* START Data for this task *
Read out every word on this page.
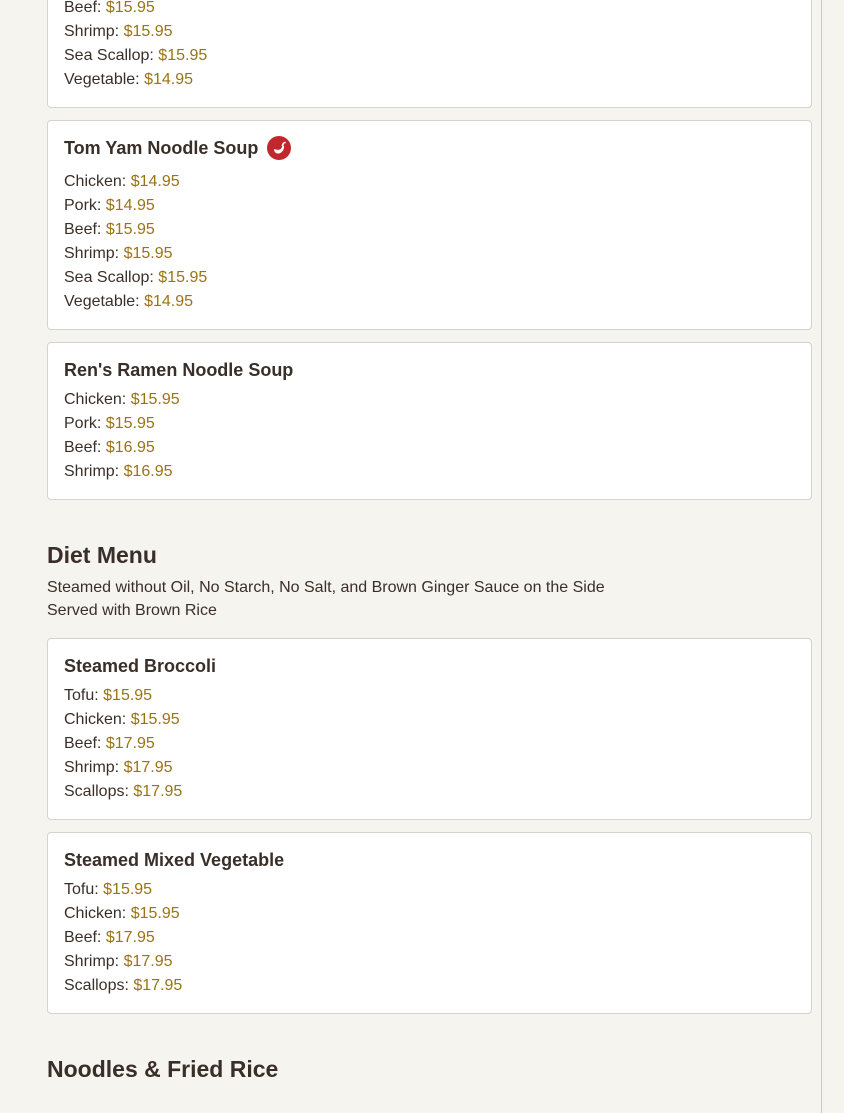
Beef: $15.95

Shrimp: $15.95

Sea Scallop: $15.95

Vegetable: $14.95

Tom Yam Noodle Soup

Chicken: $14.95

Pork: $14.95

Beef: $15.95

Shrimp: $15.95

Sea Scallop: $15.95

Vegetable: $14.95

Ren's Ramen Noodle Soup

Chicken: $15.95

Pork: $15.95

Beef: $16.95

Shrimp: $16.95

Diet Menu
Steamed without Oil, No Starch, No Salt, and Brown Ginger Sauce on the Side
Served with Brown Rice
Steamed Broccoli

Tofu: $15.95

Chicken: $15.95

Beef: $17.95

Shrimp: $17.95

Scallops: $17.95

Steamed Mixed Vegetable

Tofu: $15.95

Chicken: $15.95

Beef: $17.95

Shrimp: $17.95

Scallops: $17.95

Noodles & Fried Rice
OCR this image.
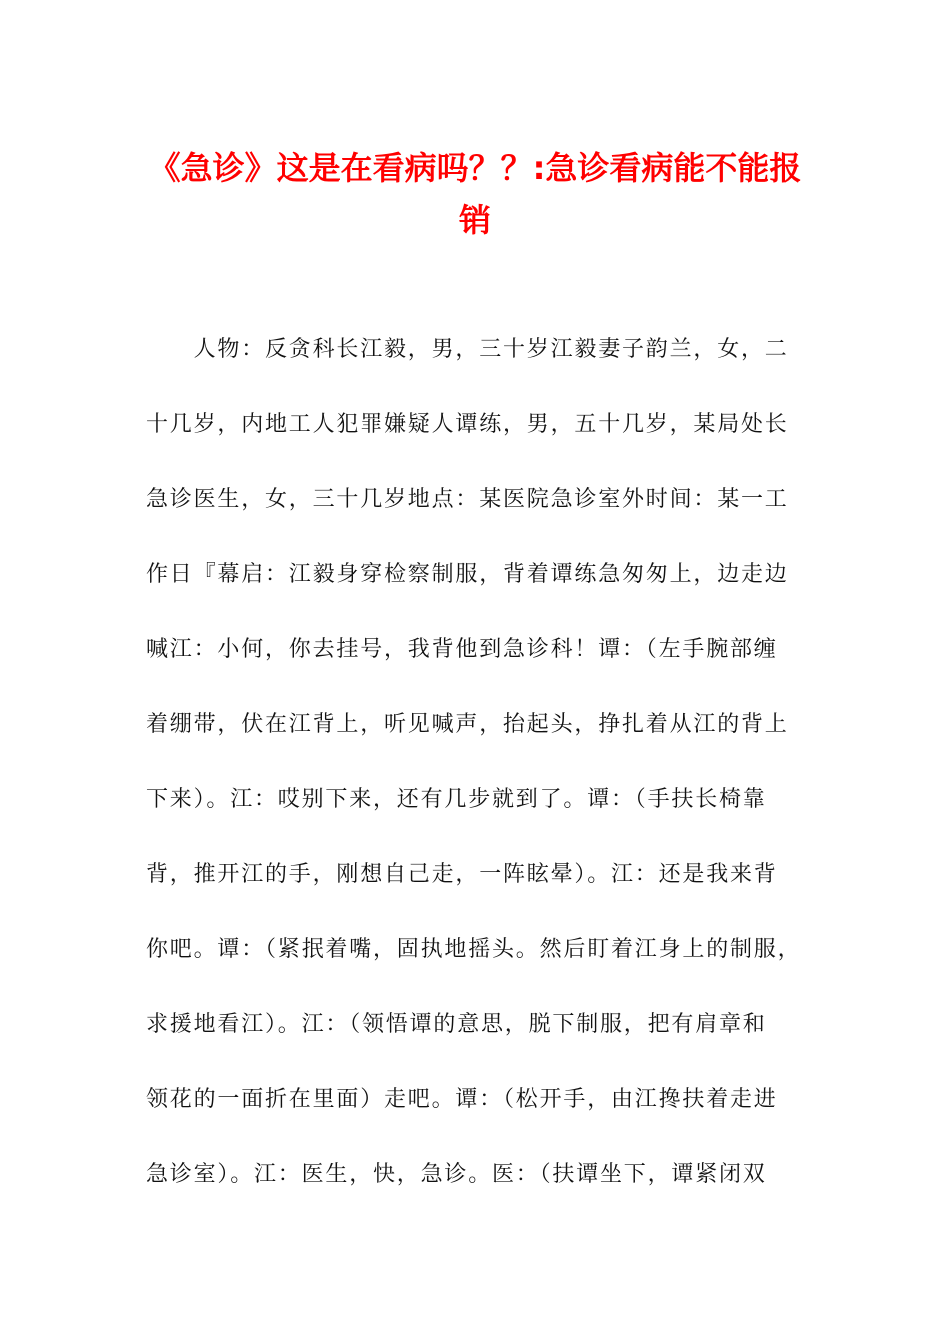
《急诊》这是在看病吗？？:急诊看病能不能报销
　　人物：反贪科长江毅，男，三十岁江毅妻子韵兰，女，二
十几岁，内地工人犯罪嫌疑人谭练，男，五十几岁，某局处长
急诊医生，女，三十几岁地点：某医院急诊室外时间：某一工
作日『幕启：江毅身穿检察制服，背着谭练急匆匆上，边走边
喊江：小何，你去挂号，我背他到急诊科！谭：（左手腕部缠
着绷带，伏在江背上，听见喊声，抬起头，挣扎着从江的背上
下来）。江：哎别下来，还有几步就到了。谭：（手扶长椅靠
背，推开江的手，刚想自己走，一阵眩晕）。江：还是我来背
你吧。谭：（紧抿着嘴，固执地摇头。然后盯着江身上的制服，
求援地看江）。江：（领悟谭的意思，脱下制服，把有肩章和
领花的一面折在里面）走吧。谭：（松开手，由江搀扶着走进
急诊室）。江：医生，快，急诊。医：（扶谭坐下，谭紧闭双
* END Data for this task *
Challenge
Images should not appear in the copy; retype the listing above exactly.

Task output
Read out every word on this page.
Beef: $15.95

Shrimp: $15.95

Sea Scallop: $15.95

Vegetable: $14.95

Tom Yam Noodle Soup

Chicken: $14.95

Pork: $14.95

Beef: $15.95

Shrimp: $15.95

Sea Scallop: $15.95

Vegetable: $14.95

Ren's Ramen Noodle Soup

Chicken: $15.95

Pork: $15.95

Beef: $16.95

Shrimp: $16.95

Diet Menu
Steamed without Oil, No Starch, No Salt, and Brown Ginger Sauce on the Side
Served with Brown Rice
Steamed Broccoli

Tofu: $15.95

Chicken: $15.95

Beef: $17.95

Shrimp: $17.95

Scallops: $17.95

Steamed Mixed Vegetable

Tofu: $15.95

Chicken: $15.95

Beef: $17.95

Shrimp: $17.95

Scallops: $17.95

Noodles & Fried Rice
OCR this image.
《急诊》这是在看病吗？？:急诊看病能不能报销
　　人物：反贪科长江毅，男，三十岁江毅妻子韵兰，女，二
十几岁，内地工人犯罪嫌疑人谭练，男，五十几岁，某局处长
急诊医生，女，三十几岁地点：某医院急诊室外时间：某一工
作日『幕启：江毅身穿检察制服，背着谭练急匆匆上，边走边
喊江：小何，你去挂号，我背他到急诊科！谭：（左手腕部缠
着绷带，伏在江背上，听见喊声，抬起头，挣扎着从江的背上
下来）。江：哎别下来，还有几步就到了。谭：（手扶长椅靠
背，推开江的手，刚想自己走，一阵眩晕）。江：还是我来背
你吧。谭：（紧抿着嘴，固执地摇头。然后盯着江身上的制服，
求援地看江）。江：（领悟谭的意思，脱下制服，把有肩章和
领花的一面折在里面）走吧。谭：（松开手，由江搀扶着走进
急诊室）。江：医生，快，急诊。医：（扶谭坐下，谭紧闭双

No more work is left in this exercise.